[Figure content listings]
*-*-*
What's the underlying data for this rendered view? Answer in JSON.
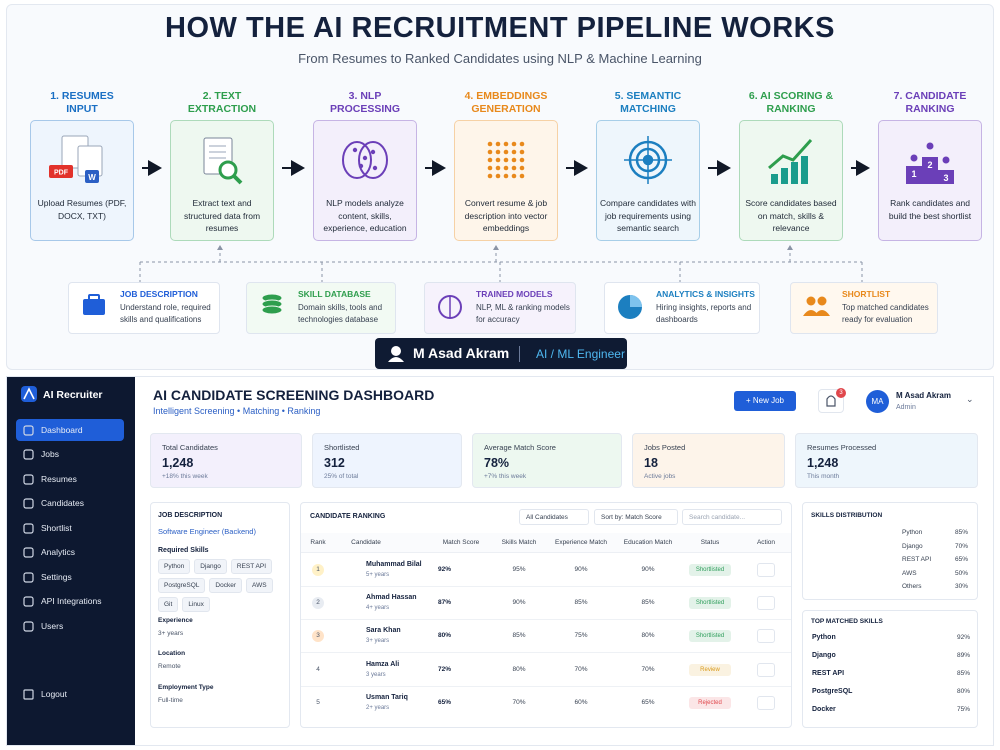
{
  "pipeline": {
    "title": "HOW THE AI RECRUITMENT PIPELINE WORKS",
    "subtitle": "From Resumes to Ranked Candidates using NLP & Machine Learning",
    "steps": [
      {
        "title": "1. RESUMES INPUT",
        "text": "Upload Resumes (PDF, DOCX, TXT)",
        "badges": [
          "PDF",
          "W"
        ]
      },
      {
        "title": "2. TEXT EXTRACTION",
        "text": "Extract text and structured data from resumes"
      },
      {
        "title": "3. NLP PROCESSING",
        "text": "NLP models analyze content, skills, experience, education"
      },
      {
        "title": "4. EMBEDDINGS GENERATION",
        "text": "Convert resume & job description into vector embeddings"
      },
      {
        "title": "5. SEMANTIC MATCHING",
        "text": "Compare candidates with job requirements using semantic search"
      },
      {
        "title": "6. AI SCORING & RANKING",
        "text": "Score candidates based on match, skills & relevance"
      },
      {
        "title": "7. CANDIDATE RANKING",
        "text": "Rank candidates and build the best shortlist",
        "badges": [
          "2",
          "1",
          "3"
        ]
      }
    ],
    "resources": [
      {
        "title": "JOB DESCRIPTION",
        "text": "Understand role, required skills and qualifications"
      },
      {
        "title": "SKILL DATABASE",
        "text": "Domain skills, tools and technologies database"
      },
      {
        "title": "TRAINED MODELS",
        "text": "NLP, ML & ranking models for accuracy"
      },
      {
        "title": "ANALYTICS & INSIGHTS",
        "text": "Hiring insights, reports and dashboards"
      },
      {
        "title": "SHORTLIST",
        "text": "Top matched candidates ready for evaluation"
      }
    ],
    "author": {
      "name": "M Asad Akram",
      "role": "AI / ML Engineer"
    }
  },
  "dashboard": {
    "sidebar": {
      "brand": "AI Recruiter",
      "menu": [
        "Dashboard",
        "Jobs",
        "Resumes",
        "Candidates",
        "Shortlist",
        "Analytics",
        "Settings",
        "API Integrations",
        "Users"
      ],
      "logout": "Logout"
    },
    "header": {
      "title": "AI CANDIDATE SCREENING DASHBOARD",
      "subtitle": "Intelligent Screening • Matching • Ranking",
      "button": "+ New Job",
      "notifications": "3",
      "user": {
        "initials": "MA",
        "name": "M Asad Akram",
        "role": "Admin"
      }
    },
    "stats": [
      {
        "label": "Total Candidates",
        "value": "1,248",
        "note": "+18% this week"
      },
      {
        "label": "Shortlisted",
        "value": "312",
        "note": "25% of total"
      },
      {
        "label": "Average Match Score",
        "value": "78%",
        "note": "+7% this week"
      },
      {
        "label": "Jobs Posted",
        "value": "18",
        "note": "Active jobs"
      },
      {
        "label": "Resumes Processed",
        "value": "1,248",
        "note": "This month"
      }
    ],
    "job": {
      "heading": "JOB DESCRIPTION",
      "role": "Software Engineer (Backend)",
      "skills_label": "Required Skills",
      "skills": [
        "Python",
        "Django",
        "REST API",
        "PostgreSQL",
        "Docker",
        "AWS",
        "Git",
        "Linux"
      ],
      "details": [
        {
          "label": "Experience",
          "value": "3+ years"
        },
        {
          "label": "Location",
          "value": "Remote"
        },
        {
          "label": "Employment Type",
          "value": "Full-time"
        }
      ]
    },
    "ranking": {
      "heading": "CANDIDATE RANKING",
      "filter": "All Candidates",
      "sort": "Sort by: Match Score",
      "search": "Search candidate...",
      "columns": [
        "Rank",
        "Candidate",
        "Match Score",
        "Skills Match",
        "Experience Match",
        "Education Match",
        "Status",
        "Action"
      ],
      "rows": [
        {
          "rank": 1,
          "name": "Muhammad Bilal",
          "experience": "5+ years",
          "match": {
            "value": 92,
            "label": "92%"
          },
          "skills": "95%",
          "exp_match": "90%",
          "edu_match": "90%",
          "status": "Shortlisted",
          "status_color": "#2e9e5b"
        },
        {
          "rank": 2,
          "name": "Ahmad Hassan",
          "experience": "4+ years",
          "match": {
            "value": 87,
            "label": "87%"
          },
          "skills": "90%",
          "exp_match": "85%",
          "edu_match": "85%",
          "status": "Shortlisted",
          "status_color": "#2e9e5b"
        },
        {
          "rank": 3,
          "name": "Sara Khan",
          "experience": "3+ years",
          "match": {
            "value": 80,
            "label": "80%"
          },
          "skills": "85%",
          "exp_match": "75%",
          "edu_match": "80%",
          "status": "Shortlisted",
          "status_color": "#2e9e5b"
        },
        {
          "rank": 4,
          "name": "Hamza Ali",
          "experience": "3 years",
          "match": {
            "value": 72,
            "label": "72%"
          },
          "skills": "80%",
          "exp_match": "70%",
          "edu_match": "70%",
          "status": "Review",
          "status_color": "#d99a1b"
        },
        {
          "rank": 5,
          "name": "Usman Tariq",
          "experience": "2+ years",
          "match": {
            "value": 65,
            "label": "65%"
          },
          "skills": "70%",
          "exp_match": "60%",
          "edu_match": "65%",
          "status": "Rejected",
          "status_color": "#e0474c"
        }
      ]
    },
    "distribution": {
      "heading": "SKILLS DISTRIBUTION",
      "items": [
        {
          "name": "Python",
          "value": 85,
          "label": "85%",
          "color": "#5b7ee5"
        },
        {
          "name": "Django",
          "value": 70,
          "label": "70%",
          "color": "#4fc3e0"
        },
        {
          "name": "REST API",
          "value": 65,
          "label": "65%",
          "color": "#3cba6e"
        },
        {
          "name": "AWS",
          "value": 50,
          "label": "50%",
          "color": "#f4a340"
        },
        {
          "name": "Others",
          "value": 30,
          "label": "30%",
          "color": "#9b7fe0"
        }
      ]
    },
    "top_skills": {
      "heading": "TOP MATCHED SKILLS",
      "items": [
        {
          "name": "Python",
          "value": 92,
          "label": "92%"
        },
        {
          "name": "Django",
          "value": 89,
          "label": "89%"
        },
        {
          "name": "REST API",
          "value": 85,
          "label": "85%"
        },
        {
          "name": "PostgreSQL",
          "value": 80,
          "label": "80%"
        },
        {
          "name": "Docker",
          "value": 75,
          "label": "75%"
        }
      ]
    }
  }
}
*-*-*
Write out the whole listing exactly, and drop the pictures.

=== Response ===
What's the underlying data for this rendered view? Answer in JSON.
{
  "pipeline": {
    "title": "HOW THE AI RECRUITMENT PIPELINE WORKS",
    "subtitle": "From Resumes to Ranked Candidates using NLP & Machine Learning",
    "steps": [
      {
        "title": "1. RESUMES INPUT",
        "text": "Upload Resumes (PDF, DOCX, TXT)",
        "badges": [
          "PDF",
          "W"
        ]
      },
      {
        "title": "2. TEXT EXTRACTION",
        "text": "Extract text and structured data from resumes"
      },
      {
        "title": "3. NLP PROCESSING",
        "text": "NLP models analyze content, skills, experience, education"
      },
      {
        "title": "4. EMBEDDINGS GENERATION",
        "text": "Convert resume & job description into vector embeddings"
      },
      {
        "title": "5. SEMANTIC MATCHING",
        "text": "Compare candidates with job requirements using semantic search"
      },
      {
        "title": "6. AI SCORING & RANKING",
        "text": "Score candidates based on match, skills & relevance"
      },
      {
        "title": "7. CANDIDATE RANKING",
        "text": "Rank candidates and build the best shortlist",
        "badges": [
          "2",
          "1",
          "3"
        ]
      }
    ],
    "resources": [
      {
        "title": "JOB DESCRIPTION",
        "text": "Understand role, required skills and qualifications"
      },
      {
        "title": "SKILL DATABASE",
        "text": "Domain skills, tools and technologies database"
      },
      {
        "title": "TRAINED MODELS",
        "text": "NLP, ML & ranking models for accuracy"
      },
      {
        "title": "ANALYTICS & INSIGHTS",
        "text": "Hiring insights, reports and dashboards"
      },
      {
        "title": "SHORTLIST",
        "text": "Top matched candidates ready for evaluation"
      }
    ],
    "author": {
      "name": "M Asad Akram",
      "role": "AI / ML Engineer"
    }
  },
  "dashboard": {
    "sidebar": {
      "brand": "AI Recruiter",
      "menu": [
        "Dashboard",
        "Jobs",
        "Resumes",
        "Candidates",
        "Shortlist",
        "Analytics",
        "Settings",
        "API Integrations",
        "Users"
      ],
      "logout": "Logout"
    },
    "header": {
      "title": "AI CANDIDATE SCREENING DASHBOARD",
      "subtitle": "Intelligent Screening • Matching • Ranking",
      "button": "+ New Job",
      "notifications": "3",
      "user": {
        "initials": "MA",
        "name": "M Asad Akram",
        "role": "Admin"
      }
    },
    "stats": [
      {
        "label": "Total Candidates",
        "value": "1,248",
        "note": "+18% this week"
      },
      {
        "label": "Shortlisted",
        "value": "312",
        "note": "25% of total"
      },
      {
        "label": "Average Match Score",
        "value": "78%",
        "note": "+7% this week"
      },
      {
        "label": "Jobs Posted",
        "value": "18",
        "note": "Active jobs"
      },
      {
        "label": "Resumes Processed",
        "value": "1,248",
        "note": "This month"
      }
    ],
    "job": {
      "heading": "JOB DESCRIPTION",
      "role": "Software Engineer (Backend)",
      "skills_label": "Required Skills",
      "skills": [
        "Python",
        "Django",
        "REST API",
        "PostgreSQL",
        "Docker",
        "AWS",
        "Git",
        "Linux"
      ],
      "details": [
        {
          "label": "Experience",
          "value": "3+ years"
        },
        {
          "label": "Location",
          "value": "Remote"
        },
        {
          "label": "Employment Type",
          "value": "Full-time"
        }
      ]
    },
    "ranking": {
      "heading": "CANDIDATE RANKING",
      "filter": "All Candidates",
      "sort": "Sort by: Match Score",
      "search": "Search candidate...",
      "columns": [
        "Rank",
        "Candidate",
        "Match Score",
        "Skills Match",
        "Experience Match",
        "Education Match",
        "Status",
        "Action"
      ],
      "rows": [
        {
          "rank": 1,
          "name": "Muhammad Bilal",
          "experience": "5+ years",
          "match": {
            "value": 92,
            "label": "92%"
          },
          "skills": "95%",
          "exp_match": "90%",
          "edu_match": "90%",
          "status": "Shortlisted",
          "status_color": "#2e9e5b"
        },
        {
          "rank": 2,
          "name": "Ahmad Hassan",
          "experience": "4+ years",
          "match": {
            "value": 87,
            "label": "87%"
          },
          "skills": "90%",
          "exp_match": "85%",
          "edu_match": "85%",
          "status": "Shortlisted",
          "status_color": "#2e9e5b"
        },
        {
          "rank": 3,
          "name": "Sara Khan",
          "experience": "3+ years",
          "match": {
            "value": 80,
            "label": "80%"
          },
          "skills": "85%",
          "exp_match": "75%",
          "edu_match": "80%",
          "status": "Shortlisted",
          "status_color": "#2e9e5b"
        },
        {
          "rank": 4,
          "name": "Hamza Ali",
          "experience": "3 years",
          "match": {
            "value": 72,
            "label": "72%"
          },
          "skills": "80%",
          "exp_match": "70%",
          "edu_match": "70%",
          "status": "Review",
          "status_color": "#d99a1b"
        },
        {
          "rank": 5,
          "name": "Usman Tariq",
          "experience": "2+ years",
          "match": {
            "value": 65,
            "label": "65%"
          },
          "skills": "70%",
          "exp_match": "60%",
          "edu_match": "65%",
          "status": "Rejected",
          "status_color": "#e0474c"
        }
      ]
    },
    "distribution": {
      "heading": "SKILLS DISTRIBUTION",
      "items": [
        {
          "name": "Python",
          "value": 85,
          "label": "85%",
          "color": "#5b7ee5"
        },
        {
          "name": "Django",
          "value": 70,
          "label": "70%",
          "color": "#4fc3e0"
        },
        {
          "name": "REST API",
          "value": 65,
          "label": "65%",
          "color": "#3cba6e"
        },
        {
          "name": "AWS",
          "value": 50,
          "label": "50%",
          "color": "#f4a340"
        },
        {
          "name": "Others",
          "value": 30,
          "label": "30%",
          "color": "#9b7fe0"
        }
      ]
    },
    "top_skills": {
      "heading": "TOP MATCHED SKILLS",
      "items": [
        {
          "name": "Python",
          "value": 92,
          "label": "92%"
        },
        {
          "name": "Django",
          "value": 89,
          "label": "89%"
        },
        {
          "name": "REST API",
          "value": 85,
          "label": "85%"
        },
        {
          "name": "PostgreSQL",
          "value": 80,
          "label": "80%"
        },
        {
          "name": "Docker",
          "value": 75,
          "label": "75%"
        }
      ]
    }
  }
}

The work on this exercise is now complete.